* [WHAT THE EXERCISE ASKS]: Return each line of the listing that has the word "Nuclear" in it.

::::::::::

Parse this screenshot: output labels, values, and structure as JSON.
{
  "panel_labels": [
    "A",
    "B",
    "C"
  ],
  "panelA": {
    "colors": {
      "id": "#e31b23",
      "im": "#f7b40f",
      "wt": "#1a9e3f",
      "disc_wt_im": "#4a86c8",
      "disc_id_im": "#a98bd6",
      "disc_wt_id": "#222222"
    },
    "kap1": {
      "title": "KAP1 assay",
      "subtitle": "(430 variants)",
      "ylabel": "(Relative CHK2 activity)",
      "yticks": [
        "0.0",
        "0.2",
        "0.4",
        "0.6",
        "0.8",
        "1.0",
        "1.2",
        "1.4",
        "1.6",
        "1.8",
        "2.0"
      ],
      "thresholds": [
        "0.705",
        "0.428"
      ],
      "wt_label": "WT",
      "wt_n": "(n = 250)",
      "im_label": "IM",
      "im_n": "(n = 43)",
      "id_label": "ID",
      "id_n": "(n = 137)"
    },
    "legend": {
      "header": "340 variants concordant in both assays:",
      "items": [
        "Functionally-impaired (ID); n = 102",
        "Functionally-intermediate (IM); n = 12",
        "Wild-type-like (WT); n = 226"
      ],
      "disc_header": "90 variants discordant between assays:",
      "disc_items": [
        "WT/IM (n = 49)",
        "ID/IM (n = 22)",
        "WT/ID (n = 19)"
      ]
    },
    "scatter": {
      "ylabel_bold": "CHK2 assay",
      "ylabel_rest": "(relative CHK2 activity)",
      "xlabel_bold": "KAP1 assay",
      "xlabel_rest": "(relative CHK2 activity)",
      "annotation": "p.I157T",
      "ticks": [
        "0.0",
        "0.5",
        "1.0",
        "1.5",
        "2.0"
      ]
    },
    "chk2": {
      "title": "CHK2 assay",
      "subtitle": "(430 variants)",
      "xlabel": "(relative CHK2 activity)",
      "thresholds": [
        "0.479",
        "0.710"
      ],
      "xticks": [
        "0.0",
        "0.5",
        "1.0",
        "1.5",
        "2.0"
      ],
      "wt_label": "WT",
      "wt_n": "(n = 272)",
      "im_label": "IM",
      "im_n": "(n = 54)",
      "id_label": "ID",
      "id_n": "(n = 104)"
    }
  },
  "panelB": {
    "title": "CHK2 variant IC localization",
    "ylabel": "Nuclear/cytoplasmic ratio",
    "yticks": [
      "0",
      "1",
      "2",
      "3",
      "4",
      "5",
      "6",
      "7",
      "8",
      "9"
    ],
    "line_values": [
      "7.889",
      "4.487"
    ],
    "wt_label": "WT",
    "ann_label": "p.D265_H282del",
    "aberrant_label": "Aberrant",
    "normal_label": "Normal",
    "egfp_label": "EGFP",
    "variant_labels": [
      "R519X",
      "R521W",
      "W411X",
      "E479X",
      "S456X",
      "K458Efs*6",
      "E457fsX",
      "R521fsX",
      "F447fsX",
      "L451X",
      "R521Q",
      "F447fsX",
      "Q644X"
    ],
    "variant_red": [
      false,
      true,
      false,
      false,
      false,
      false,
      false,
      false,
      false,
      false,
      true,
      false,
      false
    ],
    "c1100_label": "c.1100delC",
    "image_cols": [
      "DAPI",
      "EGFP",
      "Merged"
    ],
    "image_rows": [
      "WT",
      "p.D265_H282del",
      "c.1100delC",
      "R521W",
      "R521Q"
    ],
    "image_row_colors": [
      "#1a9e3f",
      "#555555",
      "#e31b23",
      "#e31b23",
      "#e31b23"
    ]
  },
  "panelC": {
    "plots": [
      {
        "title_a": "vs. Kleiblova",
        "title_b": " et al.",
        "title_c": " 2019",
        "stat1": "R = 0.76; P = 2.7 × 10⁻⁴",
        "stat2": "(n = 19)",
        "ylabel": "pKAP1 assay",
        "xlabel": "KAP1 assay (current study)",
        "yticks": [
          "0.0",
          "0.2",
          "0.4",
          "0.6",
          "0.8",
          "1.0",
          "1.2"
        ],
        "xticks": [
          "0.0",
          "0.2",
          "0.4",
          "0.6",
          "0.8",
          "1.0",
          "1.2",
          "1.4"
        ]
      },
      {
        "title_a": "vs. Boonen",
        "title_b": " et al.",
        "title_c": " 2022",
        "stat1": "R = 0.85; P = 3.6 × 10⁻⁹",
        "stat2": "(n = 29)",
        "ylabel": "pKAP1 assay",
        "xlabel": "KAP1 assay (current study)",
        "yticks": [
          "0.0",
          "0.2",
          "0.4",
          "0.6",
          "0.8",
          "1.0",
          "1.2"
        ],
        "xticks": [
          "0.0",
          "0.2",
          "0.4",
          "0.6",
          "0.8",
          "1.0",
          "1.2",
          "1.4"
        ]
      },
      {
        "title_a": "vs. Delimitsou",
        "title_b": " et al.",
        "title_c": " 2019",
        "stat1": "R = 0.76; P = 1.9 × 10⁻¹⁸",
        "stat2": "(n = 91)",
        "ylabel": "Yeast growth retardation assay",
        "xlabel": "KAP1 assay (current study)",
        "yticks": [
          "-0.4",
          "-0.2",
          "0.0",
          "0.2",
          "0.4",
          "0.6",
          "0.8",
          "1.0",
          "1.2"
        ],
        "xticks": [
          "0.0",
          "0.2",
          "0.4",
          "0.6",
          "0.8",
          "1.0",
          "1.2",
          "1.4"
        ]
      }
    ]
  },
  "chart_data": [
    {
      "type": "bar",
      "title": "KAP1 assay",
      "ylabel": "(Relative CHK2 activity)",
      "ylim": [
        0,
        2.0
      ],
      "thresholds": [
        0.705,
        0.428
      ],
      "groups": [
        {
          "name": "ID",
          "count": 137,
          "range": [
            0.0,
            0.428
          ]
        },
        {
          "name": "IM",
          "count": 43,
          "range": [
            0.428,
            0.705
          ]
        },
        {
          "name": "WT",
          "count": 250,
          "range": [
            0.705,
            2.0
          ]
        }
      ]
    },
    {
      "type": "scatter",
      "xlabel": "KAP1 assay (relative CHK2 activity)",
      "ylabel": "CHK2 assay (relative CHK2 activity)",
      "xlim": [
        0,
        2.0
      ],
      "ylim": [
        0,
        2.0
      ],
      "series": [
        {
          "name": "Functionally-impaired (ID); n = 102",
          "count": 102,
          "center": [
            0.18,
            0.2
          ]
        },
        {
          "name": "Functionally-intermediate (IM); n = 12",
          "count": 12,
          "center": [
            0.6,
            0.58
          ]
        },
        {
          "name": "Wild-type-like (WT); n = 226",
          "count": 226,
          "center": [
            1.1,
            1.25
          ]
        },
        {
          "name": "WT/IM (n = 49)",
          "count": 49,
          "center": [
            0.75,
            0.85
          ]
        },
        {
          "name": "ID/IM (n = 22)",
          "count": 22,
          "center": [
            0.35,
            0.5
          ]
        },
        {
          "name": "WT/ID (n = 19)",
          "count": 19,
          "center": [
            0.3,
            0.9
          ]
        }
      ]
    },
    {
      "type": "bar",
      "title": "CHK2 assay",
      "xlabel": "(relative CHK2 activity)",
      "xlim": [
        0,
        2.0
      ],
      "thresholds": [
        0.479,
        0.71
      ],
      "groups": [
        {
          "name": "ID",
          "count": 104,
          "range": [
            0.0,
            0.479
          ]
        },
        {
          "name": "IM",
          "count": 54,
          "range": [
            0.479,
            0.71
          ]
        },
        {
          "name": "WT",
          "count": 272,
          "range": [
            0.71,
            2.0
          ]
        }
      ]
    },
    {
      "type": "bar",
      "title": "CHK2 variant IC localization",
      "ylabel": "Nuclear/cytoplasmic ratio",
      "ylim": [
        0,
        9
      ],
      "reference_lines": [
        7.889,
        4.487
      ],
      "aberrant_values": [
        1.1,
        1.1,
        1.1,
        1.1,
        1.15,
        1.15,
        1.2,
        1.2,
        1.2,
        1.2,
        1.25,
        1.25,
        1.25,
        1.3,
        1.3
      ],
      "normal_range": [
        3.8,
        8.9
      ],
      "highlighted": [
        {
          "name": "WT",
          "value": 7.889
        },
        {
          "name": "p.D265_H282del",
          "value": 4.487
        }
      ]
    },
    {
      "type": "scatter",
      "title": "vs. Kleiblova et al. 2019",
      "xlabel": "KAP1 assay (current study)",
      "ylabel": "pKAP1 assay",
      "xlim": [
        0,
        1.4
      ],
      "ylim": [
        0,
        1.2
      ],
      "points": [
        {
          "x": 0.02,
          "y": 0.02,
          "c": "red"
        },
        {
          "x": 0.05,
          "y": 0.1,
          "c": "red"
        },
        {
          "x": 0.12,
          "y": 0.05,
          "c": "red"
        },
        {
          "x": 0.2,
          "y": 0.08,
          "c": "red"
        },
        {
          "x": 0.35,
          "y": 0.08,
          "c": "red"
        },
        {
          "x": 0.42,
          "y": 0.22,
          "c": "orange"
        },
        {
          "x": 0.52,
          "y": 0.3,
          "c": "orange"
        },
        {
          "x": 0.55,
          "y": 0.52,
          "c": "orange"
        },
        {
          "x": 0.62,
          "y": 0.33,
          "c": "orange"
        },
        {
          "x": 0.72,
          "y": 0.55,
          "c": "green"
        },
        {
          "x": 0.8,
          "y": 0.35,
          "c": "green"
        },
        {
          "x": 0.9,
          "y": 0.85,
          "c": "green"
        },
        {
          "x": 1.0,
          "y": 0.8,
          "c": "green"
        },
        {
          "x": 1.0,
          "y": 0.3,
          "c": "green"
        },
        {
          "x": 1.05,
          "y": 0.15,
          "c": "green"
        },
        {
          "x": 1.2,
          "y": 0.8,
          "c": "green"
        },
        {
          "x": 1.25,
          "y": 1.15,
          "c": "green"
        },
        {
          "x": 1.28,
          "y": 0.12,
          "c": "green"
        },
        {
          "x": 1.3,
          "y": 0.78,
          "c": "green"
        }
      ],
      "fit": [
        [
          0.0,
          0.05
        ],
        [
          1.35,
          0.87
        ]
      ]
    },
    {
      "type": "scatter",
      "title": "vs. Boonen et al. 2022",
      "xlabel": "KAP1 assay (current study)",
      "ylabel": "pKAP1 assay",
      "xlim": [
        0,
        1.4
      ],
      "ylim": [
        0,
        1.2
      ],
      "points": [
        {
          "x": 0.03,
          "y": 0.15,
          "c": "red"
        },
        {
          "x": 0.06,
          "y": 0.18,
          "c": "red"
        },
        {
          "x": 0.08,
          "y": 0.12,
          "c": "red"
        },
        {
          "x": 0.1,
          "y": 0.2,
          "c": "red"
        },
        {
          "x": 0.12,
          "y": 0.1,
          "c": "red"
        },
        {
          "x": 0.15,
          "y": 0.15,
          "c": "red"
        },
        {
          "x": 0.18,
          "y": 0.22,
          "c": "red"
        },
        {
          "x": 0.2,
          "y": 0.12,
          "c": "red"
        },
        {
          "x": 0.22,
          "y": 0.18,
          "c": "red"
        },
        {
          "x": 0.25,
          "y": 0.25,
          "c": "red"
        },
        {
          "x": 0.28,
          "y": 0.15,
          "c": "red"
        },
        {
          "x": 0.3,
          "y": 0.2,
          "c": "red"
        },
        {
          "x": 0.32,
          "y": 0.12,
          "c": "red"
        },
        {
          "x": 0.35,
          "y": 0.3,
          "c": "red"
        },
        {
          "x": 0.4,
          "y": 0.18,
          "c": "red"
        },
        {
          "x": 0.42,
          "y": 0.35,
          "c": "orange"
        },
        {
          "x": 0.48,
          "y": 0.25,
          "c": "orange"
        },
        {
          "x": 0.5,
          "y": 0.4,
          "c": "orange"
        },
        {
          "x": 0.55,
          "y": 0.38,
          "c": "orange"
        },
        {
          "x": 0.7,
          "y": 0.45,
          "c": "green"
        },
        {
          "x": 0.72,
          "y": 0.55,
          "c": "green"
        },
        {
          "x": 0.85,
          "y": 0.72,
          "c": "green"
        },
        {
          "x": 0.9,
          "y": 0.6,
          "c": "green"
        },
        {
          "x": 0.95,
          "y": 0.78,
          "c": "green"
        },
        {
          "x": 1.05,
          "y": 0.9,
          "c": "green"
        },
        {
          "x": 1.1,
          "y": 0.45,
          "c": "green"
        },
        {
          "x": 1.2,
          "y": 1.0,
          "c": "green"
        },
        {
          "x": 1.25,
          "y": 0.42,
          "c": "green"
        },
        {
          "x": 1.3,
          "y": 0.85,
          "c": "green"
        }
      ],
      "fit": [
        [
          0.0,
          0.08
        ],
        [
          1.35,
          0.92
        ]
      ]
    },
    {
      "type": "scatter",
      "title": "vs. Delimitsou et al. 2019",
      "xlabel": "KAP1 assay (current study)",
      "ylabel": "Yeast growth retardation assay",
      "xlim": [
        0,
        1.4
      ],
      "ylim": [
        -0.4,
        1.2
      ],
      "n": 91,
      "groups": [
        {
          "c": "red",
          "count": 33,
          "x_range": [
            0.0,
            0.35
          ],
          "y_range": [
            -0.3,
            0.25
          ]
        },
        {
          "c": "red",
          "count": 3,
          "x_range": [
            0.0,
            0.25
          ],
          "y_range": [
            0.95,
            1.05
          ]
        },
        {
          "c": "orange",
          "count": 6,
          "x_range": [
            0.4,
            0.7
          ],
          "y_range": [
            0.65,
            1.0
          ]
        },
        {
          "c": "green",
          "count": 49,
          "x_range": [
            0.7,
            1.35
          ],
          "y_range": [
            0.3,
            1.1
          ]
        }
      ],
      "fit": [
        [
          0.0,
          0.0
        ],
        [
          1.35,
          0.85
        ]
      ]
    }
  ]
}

::::::::::

* [RESPONSE]:
    "ylabel": "Nuclear/cytoplasmic ratio",
      "ylabel": "Nuclear/cytoplasmic ratio",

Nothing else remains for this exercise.